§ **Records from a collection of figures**
= = = = = = =
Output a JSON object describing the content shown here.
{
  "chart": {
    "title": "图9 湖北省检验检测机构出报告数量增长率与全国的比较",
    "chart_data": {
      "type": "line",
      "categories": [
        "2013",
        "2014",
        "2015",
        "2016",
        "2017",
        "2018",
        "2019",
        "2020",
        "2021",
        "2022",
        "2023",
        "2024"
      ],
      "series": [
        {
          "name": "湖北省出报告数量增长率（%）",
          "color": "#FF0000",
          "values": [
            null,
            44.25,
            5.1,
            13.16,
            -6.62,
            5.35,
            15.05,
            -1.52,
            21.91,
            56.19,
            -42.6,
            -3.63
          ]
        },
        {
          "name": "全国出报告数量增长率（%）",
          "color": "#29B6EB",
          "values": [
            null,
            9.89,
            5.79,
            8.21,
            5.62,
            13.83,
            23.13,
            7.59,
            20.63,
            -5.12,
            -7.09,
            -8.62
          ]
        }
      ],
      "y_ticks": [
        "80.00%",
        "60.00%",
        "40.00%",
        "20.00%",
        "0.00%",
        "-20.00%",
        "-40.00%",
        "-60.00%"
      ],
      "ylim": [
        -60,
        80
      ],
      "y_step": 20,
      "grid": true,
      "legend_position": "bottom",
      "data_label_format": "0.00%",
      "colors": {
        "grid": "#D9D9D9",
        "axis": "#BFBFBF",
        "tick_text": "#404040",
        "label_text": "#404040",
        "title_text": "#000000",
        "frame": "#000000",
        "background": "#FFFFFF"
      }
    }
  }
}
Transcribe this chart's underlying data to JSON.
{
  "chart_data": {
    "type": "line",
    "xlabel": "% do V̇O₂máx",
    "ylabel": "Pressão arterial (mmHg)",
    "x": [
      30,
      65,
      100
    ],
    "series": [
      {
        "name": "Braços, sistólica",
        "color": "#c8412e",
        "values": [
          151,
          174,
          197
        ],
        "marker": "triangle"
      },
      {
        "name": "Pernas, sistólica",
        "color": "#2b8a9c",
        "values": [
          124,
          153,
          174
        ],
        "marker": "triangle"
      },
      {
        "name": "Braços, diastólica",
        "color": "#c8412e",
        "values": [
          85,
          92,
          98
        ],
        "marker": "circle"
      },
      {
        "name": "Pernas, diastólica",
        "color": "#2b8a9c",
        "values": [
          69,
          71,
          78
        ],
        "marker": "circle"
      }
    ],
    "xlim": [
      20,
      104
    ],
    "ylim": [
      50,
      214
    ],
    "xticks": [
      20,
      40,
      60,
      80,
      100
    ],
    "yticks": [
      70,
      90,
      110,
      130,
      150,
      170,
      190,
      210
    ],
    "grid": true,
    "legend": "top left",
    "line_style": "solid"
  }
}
= = = = = = =
§ **DO THIS**
What is the number of lines in the records above that include the word "diastólica"? Reply with that number and nothing more.

§ **THE RESULT**
2